WHAT IS REQUIRED ▸
Could you output each line of the data that follows exactly?

RECORDS FOR THE TASK ▸

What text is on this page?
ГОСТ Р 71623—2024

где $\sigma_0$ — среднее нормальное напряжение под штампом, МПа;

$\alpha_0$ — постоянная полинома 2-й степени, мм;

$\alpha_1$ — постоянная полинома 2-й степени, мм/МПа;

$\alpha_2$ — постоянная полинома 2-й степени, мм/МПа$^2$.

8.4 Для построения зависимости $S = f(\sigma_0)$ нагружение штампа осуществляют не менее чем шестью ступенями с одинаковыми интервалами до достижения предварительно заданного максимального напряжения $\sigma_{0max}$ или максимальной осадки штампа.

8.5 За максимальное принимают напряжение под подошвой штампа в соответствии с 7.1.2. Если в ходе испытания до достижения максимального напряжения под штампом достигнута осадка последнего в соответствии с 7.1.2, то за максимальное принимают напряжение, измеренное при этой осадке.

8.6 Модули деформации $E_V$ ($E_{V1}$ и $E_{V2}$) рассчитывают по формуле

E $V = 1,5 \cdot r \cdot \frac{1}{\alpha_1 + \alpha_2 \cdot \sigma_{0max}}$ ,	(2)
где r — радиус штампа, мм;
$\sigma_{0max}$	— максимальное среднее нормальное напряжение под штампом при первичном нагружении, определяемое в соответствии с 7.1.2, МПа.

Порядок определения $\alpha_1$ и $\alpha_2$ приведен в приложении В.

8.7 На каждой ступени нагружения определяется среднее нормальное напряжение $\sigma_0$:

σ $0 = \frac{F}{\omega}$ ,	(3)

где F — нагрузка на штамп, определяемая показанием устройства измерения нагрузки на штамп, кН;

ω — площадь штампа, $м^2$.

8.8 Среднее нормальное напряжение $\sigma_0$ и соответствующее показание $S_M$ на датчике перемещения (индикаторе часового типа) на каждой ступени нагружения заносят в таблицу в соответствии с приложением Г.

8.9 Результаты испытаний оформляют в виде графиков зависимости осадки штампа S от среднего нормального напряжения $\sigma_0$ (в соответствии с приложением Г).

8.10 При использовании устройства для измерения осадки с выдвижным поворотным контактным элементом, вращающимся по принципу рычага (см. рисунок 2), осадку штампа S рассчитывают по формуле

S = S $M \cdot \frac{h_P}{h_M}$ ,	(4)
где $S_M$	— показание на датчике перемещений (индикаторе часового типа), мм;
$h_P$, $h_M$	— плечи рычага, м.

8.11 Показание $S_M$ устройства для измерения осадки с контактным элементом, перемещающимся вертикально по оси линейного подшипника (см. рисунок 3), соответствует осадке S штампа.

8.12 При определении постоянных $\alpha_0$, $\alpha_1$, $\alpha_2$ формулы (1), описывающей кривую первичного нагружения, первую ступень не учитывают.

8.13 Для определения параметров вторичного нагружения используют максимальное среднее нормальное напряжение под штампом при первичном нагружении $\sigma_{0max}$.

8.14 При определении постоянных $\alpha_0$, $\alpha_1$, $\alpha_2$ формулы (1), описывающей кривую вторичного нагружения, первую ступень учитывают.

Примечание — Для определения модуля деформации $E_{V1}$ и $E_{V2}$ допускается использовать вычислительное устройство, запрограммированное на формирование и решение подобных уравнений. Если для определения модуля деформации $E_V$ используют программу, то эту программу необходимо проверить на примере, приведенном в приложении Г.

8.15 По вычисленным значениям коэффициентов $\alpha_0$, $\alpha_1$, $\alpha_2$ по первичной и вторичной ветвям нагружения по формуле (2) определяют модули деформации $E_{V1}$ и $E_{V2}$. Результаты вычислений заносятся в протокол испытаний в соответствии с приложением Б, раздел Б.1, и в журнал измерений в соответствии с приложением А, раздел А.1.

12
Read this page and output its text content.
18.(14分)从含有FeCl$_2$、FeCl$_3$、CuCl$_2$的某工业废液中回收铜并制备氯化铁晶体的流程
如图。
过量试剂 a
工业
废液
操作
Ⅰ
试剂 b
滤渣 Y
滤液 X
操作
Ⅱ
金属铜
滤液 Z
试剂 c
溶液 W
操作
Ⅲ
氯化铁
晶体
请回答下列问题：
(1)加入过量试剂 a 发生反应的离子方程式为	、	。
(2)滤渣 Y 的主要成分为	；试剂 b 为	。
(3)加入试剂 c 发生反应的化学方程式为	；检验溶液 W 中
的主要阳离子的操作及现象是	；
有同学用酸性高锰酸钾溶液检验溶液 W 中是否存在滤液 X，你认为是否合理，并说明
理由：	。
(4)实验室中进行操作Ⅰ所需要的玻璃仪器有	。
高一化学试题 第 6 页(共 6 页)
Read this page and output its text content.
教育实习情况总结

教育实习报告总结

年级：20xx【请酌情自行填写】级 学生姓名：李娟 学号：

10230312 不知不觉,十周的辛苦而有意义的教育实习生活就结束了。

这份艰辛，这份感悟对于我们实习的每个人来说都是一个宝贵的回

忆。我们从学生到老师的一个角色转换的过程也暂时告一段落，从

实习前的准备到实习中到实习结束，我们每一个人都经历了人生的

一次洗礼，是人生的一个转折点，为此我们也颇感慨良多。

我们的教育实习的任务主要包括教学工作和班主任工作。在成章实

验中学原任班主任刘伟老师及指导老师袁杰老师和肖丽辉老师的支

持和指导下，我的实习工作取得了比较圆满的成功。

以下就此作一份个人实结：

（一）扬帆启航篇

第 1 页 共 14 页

REPLY TO THE TASK ▸
What text is on this page?
ГОСТ Р 71623—2024

где $\sigma_0$ — среднее нормальное напряжение под штампом, МПа;

$\alpha_0$ — постоянная полинома 2-й степени, мм;

$\alpha_1$ — постоянная полинома 2-й степени, мм/МПа;

$\alpha_2$ — постоянная полинома 2-й степени, мм/МПа$^2$.

8.4 Для построения зависимости $S = f(\sigma_0)$ нагружение штампа осуществляют не менее чем шестью ступенями с одинаковыми интервалами до достижения предварительно заданного максимального напряжения $\sigma_{0max}$ или максимальной осадки штампа.

8.5 За максимальное принимают напряжение под подошвой штампа в соответствии с 7.1.2. Если в ходе испытания до достижения максимального напряжения под штампом достигнута осадка последнего в соответствии с 7.1.2, то за максимальное принимают напряжение, измеренное при этой осадке.

8.6 Модули деформации $E_V$ ($E_{V1}$ и $E_{V2}$) рассчитывают по формуле

E $V = 1,5 \cdot r \cdot \frac{1}{\alpha_1 + \alpha_2 \cdot \sigma_{0max}}$ ,	(2)
где r — радиус штампа, мм;
$\sigma_{0max}$	— максимальное среднее нормальное напряжение под штампом при первичном нагружении, определяемое в соответствии с 7.1.2, МПа.

Порядок определения $\alpha_1$ и $\alpha_2$ приведен в приложении В.

8.7 На каждой ступени нагружения определяется среднее нормальное напряжение $\sigma_0$:

σ $0 = \frac{F}{\omega}$ ,	(3)

где F — нагрузка на штамп, определяемая показанием устройства измерения нагрузки на штамп, кН;

ω — площадь штампа, $м^2$.

8.8 Среднее нормальное напряжение $\sigma_0$ и соответствующее показание $S_M$ на датчике перемещения (индикаторе часового типа) на каждой ступени нагружения заносят в таблицу в соответствии с приложением Г.

8.9 Результаты испытаний оформляют в виде графиков зависимости осадки штампа S от среднего нормального напряжения $\sigma_0$ (в соответствии с приложением Г).

8.10 При использовании устройства для измерения осадки с выдвижным поворотным контактным элементом, вращающимся по принципу рычага (см. рисунок 2), осадку штампа S рассчитывают по формуле

S = S $M \cdot \frac{h_P}{h_M}$ ,	(4)
где $S_M$	— показание на датчике перемещений (индикаторе часового типа), мм;
$h_P$, $h_M$	— плечи рычага, м.

8.11 Показание $S_M$ устройства для измерения осадки с контактным элементом, перемещающимся вертикально по оси линейного подшипника (см. рисунок 3), соответствует осадке S штампа.

8.12 При определении постоянных $\alpha_0$, $\alpha_1$, $\alpha_2$ формулы (1), описывающей кривую первичного нагружения, первую ступень не учитывают.

8.13 Для определения параметров вторичного нагружения используют максимальное среднее нормальное напряжение под штампом при первичном нагружении $\sigma_{0max}$.

8.14 При определении постоянных $\alpha_0$, $\alpha_1$, $\alpha_2$ формулы (1), описывающей кривую вторичного нагружения, первую ступень учитывают.

Примечание — Для определения модуля деформации $E_{V1}$ и $E_{V2}$ допускается использовать вычислительное устройство, запрограммированное на формирование и решение подобных уравнений. Если для определения модуля деформации $E_V$ используют программу, то эту программу необходимо проверить на примере, приведенном в приложении Г.

8.15 По вычисленным значениям коэффициентов $\alpha_0$, $\alpha_1$, $\alpha_2$ по первичной и вторичной ветвям нагружения по формуле (2) определяют модули деформации $E_{V1}$ и $E_{V2}$. Результаты вычислений заносятся в протокол испытаний в соответствии с приложением Б, раздел Б.1, и в журнал измерений в соответствии с приложением А, раздел А.1.

12
Read this page and output its text content.
18.(14分)从含有FeCl$_2$、FeCl$_3$、CuCl$_2$的某工业废液中回收铜并制备氯化铁晶体的流程
如图。
过量试剂 a
工业
废液
操作
Ⅰ
试剂 b
滤渣 Y
滤液 X
操作
Ⅱ
金属铜
滤液 Z
试剂 c
溶液 W
操作
Ⅲ
氯化铁
晶体
请回答下列问题：
(1)加入过量试剂 a 发生反应的离子方程式为	、	。
(2)滤渣 Y 的主要成分为	；试剂 b 为	。
(3)加入试剂 c 发生反应的化学方程式为	；检验溶液 W 中
的主要阳离子的操作及现象是	；
有同学用酸性高锰酸钾溶液检验溶液 W 中是否存在滤液 X，你认为是否合理，并说明
理由：	。
(4)实验室中进行操作Ⅰ所需要的玻璃仪器有	。
高一化学试题 第 6 页(共 6 页)
Read this page and output its text content.
教育实习情况总结

教育实习报告总结

年级：20xx【请酌情自行填写】级 学生姓名：李娟 学号：

10230312 不知不觉,十周的辛苦而有意义的教育实习生活就结束了。

这份艰辛，这份感悟对于我们实习的每个人来说都是一个宝贵的回

忆。我们从学生到老师的一个角色转换的过程也暂时告一段落，从

实习前的准备到实习中到实习结束，我们每一个人都经历了人生的

一次洗礼，是人生的一个转折点，为此我们也颇感慨良多。

我们的教育实习的任务主要包括教学工作和班主任工作。在成章实

验中学原任班主任刘伟老师及指导老师袁杰老师和肖丽辉老师的支

持和指导下，我的实习工作取得了比较圆满的成功。

以下就此作一份个人实结：

（一）扬帆启航篇

第 1 页 共 14 页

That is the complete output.